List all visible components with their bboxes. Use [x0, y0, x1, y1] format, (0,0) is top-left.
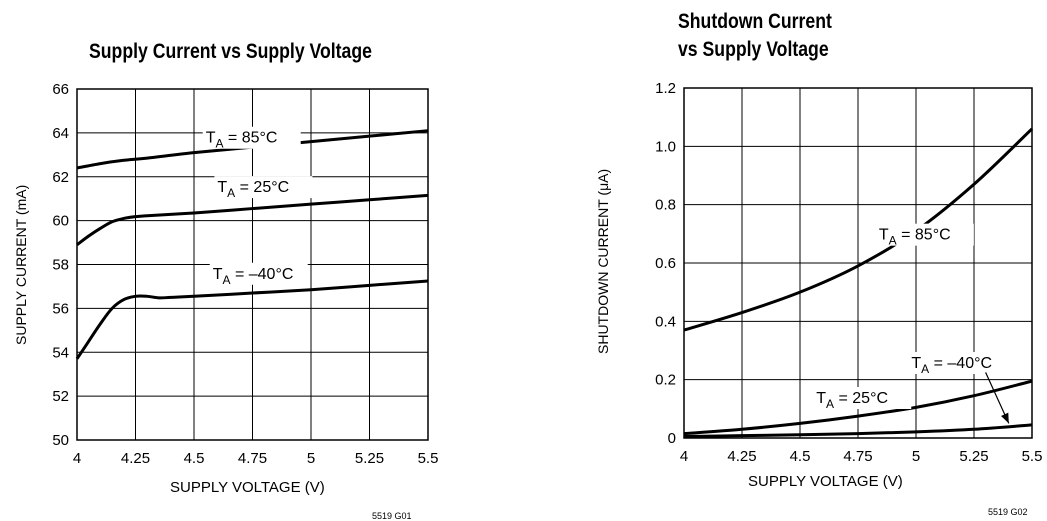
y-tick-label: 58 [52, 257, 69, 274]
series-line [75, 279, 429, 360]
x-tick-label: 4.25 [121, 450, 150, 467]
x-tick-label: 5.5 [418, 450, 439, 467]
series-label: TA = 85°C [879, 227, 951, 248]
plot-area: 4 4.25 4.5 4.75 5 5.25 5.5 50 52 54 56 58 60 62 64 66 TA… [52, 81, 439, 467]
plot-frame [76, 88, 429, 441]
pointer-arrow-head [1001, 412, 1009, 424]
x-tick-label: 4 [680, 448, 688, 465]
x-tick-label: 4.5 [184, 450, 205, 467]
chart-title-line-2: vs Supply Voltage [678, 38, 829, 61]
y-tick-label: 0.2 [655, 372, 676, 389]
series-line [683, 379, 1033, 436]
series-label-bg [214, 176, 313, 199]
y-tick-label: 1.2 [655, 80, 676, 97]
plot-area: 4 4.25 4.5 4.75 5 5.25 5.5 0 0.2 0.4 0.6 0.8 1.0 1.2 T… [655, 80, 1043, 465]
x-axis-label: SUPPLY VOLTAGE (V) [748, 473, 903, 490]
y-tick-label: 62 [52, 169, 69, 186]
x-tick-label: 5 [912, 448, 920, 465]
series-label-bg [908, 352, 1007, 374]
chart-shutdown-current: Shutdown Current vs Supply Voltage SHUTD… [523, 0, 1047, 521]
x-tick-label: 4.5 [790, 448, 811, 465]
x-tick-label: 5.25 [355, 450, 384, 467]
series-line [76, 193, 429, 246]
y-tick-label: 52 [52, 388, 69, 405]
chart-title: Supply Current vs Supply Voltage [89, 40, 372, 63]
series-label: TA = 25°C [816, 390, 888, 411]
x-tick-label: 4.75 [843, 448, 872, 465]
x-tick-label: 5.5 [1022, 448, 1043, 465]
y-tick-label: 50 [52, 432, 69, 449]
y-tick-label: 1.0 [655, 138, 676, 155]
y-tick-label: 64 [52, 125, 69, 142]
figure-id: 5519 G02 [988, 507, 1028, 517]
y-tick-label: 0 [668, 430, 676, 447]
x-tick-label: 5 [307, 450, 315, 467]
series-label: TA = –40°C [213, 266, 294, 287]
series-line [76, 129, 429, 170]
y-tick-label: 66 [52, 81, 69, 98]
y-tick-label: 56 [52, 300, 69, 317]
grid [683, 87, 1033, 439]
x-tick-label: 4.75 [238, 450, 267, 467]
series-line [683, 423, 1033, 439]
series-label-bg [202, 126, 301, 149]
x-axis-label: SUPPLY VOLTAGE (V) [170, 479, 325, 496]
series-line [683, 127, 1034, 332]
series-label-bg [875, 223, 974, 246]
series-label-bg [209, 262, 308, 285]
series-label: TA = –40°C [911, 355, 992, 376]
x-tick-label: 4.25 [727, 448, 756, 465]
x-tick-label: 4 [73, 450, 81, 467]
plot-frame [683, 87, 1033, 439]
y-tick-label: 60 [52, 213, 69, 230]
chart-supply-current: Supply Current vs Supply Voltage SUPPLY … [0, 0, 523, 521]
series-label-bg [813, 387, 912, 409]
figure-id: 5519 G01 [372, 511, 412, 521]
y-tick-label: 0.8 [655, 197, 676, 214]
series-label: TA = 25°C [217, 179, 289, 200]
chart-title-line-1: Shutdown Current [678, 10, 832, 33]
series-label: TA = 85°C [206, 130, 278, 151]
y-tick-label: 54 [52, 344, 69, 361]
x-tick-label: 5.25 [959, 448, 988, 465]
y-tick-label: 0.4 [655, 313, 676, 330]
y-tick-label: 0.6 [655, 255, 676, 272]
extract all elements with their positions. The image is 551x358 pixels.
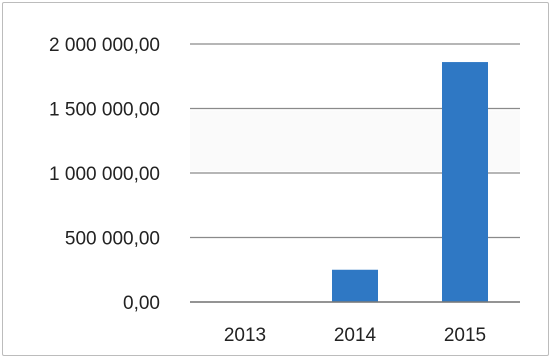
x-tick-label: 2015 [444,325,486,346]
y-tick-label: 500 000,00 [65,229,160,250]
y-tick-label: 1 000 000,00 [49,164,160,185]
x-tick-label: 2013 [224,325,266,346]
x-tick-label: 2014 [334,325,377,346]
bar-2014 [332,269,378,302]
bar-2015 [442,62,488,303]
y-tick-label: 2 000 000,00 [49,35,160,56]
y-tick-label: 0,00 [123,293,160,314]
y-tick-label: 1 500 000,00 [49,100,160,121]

########

▶ **WORK TO DO**
Write out all the lines above again, character for character, but leave out the pictures.

▶ **COMPLETED TASK**
List all visible components with their bboxes. Use [x0, y0, x1, y1] format, (0,0) is top-left.
y-tick-label: 58 [52, 257, 69, 274]
series-line [75, 279, 429, 360]
x-tick-label: 4.25 [121, 450, 150, 467]
x-tick-label: 5.5 [418, 450, 439, 467]
series-label: TA = 85°C [879, 227, 951, 248]
plot-area: 4 4.25 4.5 4.75 5 5.25 5.5 50 52 54 56 58 60 62 64 66 TA… [52, 81, 439, 467]
plot-frame [76, 88, 429, 441]
pointer-arrow-head [1001, 412, 1009, 424]
x-tick-label: 4 [680, 448, 688, 465]
x-tick-label: 4.5 [184, 450, 205, 467]
chart-title-line-2: vs Supply Voltage [678, 38, 829, 61]
y-tick-label: 0.2 [655, 372, 676, 389]
series-line [683, 379, 1033, 436]
series-label-bg [214, 176, 313, 199]
y-tick-label: 1.2 [655, 80, 676, 97]
plot-area: 4 4.25 4.5 4.75 5 5.25 5.5 0 0.2 0.4 0.6 0.8 1.0 1.2 T… [655, 80, 1043, 465]
x-axis-label: SUPPLY VOLTAGE (V) [748, 473, 903, 490]
y-tick-label: 62 [52, 169, 69, 186]
x-tick-label: 5 [912, 448, 920, 465]
series-label-bg [908, 352, 1007, 374]
chart-shutdown-current: Shutdown Current vs Supply Voltage SHUTD… [523, 0, 1047, 521]
x-tick-label: 4.5 [790, 448, 811, 465]
x-tick-label: 5.25 [355, 450, 384, 467]
series-line [76, 193, 429, 246]
y-tick-label: 52 [52, 388, 69, 405]
chart-title: Supply Current vs Supply Voltage [89, 40, 372, 63]
series-label: TA = 25°C [816, 390, 888, 411]
x-tick-label: 4.75 [843, 448, 872, 465]
x-tick-label: 5.5 [1022, 448, 1043, 465]
y-tick-label: 50 [52, 432, 69, 449]
y-tick-label: 1.0 [655, 138, 676, 155]
y-tick-label: 64 [52, 125, 69, 142]
figure-id: 5519 G02 [988, 507, 1028, 517]
y-tick-label: 0 [668, 430, 676, 447]
x-tick-label: 5 [307, 450, 315, 467]
series-label: TA = –40°C [213, 266, 294, 287]
series-line [76, 129, 429, 170]
y-tick-label: 66 [52, 81, 69, 98]
y-tick-label: 56 [52, 300, 69, 317]
grid [683, 87, 1033, 439]
x-tick-label: 4.75 [238, 450, 267, 467]
series-line [683, 423, 1033, 439]
series-label-bg [202, 126, 301, 149]
x-axis-label: SUPPLY VOLTAGE (V) [170, 479, 325, 496]
series-line [683, 127, 1034, 332]
series-label-bg [875, 223, 974, 246]
series-label-bg [209, 262, 308, 285]
series-label: TA = –40°C [911, 355, 992, 376]
x-tick-label: 4.25 [727, 448, 756, 465]
x-tick-label: 4 [73, 450, 81, 467]
plot-frame [683, 87, 1033, 439]
y-tick-label: 60 [52, 213, 69, 230]
chart-supply-current: Supply Current vs Supply Voltage SUPPLY … [0, 0, 523, 521]
series-label-bg [813, 387, 912, 409]
figure-id: 5519 G01 [372, 511, 412, 521]
y-tick-label: 0.8 [655, 197, 676, 214]
series-label: TA = 25°C [217, 179, 289, 200]
chart-title-line-1: Shutdown Current [678, 10, 832, 33]
series-label: TA = 85°C [206, 130, 278, 151]
y-tick-label: 54 [52, 344, 69, 361]
x-tick-label: 5.25 [959, 448, 988, 465]
y-tick-label: 0.4 [655, 313, 676, 330]
y-tick-label: 0.6 [655, 255, 676, 272]
extract all elements with their positions. The image is 551x358 pixels.
x-tick-label: 2015 [444,325,486,346]
y-tick-label: 500 000,00 [65,229,160,250]
y-tick-label: 1 000 000,00 [49,164,160,185]
x-tick-label: 2013 [224,325,266,346]
x-tick-label: 2014 [334,325,377,346]
bar-2014 [332,269,378,302]
bar-2015 [442,62,488,303]
y-tick-label: 2 000 000,00 [49,35,160,56]
y-tick-label: 0,00 [123,293,160,314]
y-tick-label: 1 500 000,00 [49,100,160,121]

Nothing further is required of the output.